Text under study:
*** Begin section ***

I am not feeling well.I am still battling virus- sores in my throat.
I have been having a lot of bloating, gut and pelvic pain, back pain, pink discharge sometimes, etc..for 1 month or longer and bladder issues.
I was having an anxiety attack over all these tests and all this medical stuff today. OMG I feel like I cannot handle anymore. Lyme is bad enough to handle.
I went in to Lyme doc for alternative assessment and treatment and they said I had a allot of inflammation in my gut and intestines and small bowel area. Lyme can cause inflammation all over so it could possible be causing inflammation in my bladder too. Who knows, that may be why the bladder wall is so thickened in 1 area. I know urologist does not believe it is cancer although he said it is unusual in a woman to have thickening but they cannot truly rule out cancer without a biopsy - which means being put to sleep in the hospital to have it done.Then recovery and we are leaving on this trip to take Ryan to Seattle a week from Tuesday.
OMG I am also being tested for ovarian cancer- blood test and pelvic ultrasound tomorrow afternoon Still waiting for what the uterine biopsy showed.
I just feel like I cannot handle anymore medical stuff. It is just too much. I am thinking of postponing the bladder biopsy until after the trip and after John gets back from his conference- so 5 weeks.
The whole thing is stressful- it is stressful having procedures and then having to wait- esp when it is scary stuff and it is stressful not knowing. But in a way I just want to let it go and postpone it until after the trip.
I am exhausted from everything and I want to have time to get ready for the trip and look forward to it.
Any wisdom??????.I kept hearing in my head today- "Let it go" today after I saw the Lyme doc.

*** End section ***

Given information:
*** Begin section ***

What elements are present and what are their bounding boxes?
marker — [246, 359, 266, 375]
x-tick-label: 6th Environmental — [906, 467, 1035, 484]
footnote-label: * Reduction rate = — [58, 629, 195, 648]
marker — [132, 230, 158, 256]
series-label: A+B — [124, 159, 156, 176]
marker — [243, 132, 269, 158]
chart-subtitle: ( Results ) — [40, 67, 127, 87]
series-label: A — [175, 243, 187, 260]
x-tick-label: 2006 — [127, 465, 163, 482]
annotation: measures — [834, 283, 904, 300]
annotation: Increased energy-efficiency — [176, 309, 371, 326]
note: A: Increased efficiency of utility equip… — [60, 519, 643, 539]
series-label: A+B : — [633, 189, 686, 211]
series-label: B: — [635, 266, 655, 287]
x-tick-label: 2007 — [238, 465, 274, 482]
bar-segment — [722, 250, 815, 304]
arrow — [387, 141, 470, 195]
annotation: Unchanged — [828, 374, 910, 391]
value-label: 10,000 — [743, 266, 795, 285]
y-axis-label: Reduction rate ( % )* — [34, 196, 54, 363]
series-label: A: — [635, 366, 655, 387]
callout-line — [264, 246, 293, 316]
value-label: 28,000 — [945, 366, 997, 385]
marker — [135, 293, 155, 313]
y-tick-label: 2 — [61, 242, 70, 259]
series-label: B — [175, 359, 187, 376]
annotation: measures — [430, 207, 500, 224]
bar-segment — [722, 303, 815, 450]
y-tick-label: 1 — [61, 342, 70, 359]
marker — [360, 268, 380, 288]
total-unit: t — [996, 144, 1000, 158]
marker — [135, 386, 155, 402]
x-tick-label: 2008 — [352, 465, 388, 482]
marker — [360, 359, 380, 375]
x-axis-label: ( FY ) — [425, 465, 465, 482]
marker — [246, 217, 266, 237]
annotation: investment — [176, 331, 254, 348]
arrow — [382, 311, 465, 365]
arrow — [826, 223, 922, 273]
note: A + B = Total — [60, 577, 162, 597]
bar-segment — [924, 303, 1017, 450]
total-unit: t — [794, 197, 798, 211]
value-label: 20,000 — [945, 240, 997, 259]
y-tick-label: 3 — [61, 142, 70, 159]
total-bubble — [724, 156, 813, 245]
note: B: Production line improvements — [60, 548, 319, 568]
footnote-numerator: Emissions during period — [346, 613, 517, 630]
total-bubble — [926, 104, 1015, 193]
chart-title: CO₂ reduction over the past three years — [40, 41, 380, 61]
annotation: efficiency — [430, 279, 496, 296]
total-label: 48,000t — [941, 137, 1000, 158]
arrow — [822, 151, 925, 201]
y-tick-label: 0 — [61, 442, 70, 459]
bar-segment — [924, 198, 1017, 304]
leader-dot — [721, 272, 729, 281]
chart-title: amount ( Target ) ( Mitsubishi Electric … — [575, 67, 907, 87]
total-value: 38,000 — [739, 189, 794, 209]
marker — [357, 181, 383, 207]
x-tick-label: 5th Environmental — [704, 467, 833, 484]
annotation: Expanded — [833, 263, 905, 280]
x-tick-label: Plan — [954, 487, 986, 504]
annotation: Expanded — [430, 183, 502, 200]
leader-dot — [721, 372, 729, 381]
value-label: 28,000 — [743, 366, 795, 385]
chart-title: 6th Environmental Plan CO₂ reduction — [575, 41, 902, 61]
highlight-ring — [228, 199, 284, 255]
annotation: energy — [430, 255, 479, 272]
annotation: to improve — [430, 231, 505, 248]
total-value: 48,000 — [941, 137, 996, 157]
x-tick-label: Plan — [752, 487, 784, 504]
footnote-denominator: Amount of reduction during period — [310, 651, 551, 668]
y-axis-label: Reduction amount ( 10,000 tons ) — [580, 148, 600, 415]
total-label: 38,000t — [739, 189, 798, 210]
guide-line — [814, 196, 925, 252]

*** End section ***

Required action:
Answer these from the post about the bladder biopsy and other medical tests:
(a) How long has the writer had the bloating, gut and pelvic pain?
(b) What tests for ovarian cancer are set for tomorrow afternoon?
(c) For how long is the writer thinking of postponing the bladder biopsy?

Solved problem:
(a) For 1 month or longer.
(b) A blood test and a pelvic ultrasound.
(c) About 5 weeks, until after the trip and after John gets back from his conference.